[start]
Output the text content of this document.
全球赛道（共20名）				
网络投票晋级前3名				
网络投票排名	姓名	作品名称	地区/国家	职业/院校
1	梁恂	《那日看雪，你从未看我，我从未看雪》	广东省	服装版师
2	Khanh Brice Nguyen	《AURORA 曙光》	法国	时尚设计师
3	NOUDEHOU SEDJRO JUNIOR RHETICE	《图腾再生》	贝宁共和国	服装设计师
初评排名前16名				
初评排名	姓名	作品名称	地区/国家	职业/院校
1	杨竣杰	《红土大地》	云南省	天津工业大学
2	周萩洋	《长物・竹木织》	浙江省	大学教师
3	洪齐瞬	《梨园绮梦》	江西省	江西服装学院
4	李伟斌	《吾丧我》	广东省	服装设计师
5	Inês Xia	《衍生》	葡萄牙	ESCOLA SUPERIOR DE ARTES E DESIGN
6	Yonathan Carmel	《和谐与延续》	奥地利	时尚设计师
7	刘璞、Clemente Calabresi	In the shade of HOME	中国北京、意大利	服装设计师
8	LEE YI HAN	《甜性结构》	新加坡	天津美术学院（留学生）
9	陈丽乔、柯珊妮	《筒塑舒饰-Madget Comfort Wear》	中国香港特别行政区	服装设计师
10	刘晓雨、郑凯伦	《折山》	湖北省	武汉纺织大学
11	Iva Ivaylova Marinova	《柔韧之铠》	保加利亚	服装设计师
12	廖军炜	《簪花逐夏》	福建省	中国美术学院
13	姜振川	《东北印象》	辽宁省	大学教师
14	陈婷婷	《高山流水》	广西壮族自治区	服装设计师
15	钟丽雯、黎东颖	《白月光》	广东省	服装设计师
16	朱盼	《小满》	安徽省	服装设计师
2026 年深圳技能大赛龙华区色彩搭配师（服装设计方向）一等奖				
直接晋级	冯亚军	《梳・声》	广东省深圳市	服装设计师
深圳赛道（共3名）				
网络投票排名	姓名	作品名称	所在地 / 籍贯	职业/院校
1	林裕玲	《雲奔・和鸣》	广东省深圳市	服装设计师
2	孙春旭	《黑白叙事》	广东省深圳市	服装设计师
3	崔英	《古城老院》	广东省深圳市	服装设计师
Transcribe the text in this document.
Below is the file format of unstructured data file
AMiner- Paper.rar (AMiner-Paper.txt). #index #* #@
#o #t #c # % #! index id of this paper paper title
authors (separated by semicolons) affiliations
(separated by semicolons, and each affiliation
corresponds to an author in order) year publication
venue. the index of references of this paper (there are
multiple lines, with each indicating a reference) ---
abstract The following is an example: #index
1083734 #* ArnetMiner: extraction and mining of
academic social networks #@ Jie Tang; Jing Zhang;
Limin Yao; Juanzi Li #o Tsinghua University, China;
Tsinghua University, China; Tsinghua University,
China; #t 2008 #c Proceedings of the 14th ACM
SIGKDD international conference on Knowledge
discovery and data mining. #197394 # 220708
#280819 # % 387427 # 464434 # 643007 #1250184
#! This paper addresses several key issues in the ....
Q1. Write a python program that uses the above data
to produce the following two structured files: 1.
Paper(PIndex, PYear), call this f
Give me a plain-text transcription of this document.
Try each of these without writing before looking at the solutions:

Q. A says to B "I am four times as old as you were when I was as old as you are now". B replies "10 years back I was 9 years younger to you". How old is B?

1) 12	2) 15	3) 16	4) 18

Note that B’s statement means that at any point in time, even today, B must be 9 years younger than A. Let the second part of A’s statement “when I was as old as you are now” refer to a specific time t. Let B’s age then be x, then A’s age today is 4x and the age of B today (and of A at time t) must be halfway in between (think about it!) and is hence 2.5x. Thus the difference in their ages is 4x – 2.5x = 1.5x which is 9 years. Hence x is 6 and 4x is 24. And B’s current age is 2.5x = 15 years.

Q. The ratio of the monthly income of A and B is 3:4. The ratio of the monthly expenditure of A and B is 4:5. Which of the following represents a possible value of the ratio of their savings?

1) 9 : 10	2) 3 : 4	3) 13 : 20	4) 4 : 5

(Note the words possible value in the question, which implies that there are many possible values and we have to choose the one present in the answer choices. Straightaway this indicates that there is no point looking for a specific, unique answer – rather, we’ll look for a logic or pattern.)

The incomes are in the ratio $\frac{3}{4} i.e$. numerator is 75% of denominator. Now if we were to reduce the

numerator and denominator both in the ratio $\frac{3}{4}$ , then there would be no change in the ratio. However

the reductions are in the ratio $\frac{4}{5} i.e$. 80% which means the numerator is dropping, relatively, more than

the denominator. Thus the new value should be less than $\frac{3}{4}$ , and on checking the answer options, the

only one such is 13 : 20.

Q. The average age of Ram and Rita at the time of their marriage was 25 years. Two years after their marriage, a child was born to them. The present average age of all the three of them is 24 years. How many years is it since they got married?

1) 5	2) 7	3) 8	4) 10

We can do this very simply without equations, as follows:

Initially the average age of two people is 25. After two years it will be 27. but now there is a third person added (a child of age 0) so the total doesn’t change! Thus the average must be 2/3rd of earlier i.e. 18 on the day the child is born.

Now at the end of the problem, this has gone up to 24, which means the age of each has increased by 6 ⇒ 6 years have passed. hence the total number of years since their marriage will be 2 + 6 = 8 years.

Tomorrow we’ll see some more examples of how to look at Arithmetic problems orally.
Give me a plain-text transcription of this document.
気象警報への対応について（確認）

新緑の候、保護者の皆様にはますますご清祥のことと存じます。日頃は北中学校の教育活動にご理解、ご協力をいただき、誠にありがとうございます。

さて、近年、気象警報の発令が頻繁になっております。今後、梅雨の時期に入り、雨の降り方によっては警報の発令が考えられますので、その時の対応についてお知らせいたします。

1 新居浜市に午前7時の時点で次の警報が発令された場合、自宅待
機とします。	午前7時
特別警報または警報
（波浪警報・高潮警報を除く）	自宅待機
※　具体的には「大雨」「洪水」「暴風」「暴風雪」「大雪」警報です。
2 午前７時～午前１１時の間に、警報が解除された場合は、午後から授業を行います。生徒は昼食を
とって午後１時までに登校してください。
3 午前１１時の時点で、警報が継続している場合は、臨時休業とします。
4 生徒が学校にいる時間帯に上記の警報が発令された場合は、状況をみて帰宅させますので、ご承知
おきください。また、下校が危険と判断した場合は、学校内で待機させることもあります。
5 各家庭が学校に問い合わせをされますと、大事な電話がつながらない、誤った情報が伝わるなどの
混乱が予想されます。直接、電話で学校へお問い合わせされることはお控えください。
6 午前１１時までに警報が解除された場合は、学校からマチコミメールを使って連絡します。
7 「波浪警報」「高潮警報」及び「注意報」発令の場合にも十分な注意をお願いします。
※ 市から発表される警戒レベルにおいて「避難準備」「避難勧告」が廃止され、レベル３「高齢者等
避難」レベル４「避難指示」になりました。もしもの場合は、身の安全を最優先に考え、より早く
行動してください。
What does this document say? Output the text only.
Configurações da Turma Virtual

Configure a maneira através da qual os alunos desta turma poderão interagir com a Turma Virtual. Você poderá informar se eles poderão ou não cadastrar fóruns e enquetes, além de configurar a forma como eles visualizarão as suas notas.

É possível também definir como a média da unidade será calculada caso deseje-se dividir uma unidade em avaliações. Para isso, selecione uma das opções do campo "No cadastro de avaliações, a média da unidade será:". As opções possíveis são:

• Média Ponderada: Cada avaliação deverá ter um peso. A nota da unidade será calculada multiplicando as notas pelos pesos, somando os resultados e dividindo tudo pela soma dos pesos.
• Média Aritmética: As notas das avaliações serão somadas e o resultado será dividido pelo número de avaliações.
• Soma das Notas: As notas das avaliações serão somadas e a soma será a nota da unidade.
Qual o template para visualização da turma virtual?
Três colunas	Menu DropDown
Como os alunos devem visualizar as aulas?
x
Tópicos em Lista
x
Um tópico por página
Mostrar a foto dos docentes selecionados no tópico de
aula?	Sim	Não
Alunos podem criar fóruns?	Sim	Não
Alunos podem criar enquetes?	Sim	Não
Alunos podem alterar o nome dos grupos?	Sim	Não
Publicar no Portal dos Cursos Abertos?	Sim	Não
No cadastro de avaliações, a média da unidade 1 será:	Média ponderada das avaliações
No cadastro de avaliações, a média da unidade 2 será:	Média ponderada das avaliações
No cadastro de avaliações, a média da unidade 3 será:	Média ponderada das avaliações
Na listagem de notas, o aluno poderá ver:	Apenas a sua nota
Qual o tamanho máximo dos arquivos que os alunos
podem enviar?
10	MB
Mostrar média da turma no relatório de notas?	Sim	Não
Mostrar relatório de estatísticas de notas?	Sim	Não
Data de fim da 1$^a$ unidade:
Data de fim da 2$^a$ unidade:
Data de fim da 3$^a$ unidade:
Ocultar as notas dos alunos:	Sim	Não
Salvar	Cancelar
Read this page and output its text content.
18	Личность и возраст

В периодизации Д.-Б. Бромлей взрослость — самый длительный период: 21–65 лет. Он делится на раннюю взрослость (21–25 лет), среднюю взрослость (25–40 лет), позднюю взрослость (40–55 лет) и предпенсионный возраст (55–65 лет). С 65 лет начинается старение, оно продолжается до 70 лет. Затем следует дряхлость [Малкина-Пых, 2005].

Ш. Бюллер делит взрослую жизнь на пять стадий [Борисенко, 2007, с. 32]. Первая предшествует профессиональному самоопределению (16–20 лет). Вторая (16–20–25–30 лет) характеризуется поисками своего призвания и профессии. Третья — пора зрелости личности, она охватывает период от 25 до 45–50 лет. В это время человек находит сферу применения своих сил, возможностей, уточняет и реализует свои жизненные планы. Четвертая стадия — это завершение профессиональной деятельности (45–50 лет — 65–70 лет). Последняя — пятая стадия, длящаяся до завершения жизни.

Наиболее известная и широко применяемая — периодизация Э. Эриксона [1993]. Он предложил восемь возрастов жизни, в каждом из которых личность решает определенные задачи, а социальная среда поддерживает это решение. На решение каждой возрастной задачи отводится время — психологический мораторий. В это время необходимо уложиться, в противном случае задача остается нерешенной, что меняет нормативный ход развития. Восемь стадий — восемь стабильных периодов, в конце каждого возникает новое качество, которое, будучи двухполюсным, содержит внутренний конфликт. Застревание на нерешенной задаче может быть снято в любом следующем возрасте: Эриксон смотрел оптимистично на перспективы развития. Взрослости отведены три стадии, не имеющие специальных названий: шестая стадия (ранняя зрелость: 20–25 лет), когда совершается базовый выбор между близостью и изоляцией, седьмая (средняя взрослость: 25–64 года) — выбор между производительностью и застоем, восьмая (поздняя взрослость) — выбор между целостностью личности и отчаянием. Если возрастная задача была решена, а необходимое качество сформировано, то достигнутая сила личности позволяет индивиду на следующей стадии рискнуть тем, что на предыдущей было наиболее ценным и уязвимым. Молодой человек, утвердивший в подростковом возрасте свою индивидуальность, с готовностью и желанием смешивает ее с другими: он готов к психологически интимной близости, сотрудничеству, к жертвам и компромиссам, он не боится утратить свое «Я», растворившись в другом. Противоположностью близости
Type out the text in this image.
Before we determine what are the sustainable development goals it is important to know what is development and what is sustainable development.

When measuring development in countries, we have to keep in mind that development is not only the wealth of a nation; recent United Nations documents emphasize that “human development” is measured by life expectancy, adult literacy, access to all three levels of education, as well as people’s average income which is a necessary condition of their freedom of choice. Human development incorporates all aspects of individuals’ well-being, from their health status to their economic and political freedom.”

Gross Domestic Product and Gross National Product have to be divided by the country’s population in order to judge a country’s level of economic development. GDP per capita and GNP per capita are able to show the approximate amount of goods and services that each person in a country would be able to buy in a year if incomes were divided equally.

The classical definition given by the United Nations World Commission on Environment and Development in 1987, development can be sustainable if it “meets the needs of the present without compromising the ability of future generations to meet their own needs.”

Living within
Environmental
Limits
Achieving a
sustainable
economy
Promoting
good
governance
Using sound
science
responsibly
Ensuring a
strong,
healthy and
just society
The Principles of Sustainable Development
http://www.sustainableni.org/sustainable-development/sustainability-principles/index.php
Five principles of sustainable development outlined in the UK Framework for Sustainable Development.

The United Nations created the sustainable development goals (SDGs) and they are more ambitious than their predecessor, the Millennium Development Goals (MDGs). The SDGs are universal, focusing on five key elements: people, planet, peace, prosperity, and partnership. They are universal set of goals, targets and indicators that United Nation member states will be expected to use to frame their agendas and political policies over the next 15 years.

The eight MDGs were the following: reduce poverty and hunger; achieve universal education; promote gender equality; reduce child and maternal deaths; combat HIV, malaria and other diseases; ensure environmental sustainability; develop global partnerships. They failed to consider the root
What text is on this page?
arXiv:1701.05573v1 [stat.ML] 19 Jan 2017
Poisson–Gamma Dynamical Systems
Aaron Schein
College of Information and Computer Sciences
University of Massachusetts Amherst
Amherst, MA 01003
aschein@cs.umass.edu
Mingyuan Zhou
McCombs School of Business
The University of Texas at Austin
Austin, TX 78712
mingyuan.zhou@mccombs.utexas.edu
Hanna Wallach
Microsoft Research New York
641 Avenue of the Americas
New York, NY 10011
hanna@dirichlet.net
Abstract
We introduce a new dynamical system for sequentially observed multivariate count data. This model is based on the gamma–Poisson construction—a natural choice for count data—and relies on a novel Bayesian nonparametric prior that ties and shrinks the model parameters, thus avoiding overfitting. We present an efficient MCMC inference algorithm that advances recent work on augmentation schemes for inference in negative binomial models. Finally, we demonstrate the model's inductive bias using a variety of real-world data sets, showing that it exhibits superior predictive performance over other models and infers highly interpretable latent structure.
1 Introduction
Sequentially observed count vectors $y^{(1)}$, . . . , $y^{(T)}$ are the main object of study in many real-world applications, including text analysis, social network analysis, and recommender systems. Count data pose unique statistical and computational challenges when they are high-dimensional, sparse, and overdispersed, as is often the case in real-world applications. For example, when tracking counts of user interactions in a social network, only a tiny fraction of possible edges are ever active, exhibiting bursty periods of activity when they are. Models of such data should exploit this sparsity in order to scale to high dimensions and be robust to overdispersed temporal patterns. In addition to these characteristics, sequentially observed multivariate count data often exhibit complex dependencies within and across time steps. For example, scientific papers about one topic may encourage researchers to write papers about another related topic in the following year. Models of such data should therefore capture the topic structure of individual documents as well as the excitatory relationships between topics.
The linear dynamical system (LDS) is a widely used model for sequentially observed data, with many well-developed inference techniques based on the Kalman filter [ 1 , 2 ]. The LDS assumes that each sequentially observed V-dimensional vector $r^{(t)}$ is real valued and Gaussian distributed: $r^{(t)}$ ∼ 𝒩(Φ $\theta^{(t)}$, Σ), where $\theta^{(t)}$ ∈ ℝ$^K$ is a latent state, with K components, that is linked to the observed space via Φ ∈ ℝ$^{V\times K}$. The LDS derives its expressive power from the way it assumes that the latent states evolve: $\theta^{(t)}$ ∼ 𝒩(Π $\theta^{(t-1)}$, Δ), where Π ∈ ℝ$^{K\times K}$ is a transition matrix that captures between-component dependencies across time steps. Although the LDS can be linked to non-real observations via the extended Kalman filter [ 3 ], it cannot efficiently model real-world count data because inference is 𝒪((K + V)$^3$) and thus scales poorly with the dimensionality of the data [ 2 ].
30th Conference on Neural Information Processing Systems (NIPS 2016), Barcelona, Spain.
[end]
[Work to do]
Give every line of the material that includes the string "these".

[Task solution]
Try each of these without writing before looking at the solutions:
Sequentially observed count vectors $y^{(1)}$, . . . , $y^{(T)}$ are the main object of study in many real-world applications, including text analysis, social network analysis, and recommender systems. Count data pose unique statistical and computational challenges when they are high-dimensional, sparse, and overdispersed, as is often the case in real-world applications. For example, when tracking counts of user interactions in a social network, only a tiny fraction of possible edges are ever active, exhibiting bursty periods of activity when they are. Models of such data should exploit this sparsity in order to scale to high dimensions and be robust to overdispersed temporal patterns. In addition to these characteristics, sequentially observed multivariate count data often exhibit complex dependencies within and across time steps. For example, scientific papers about one topic may encourage researchers to write papers about another related topic in the following year. Models of such data should therefore capture the topic structure of individual documents as well as the excitatory relationships between topics.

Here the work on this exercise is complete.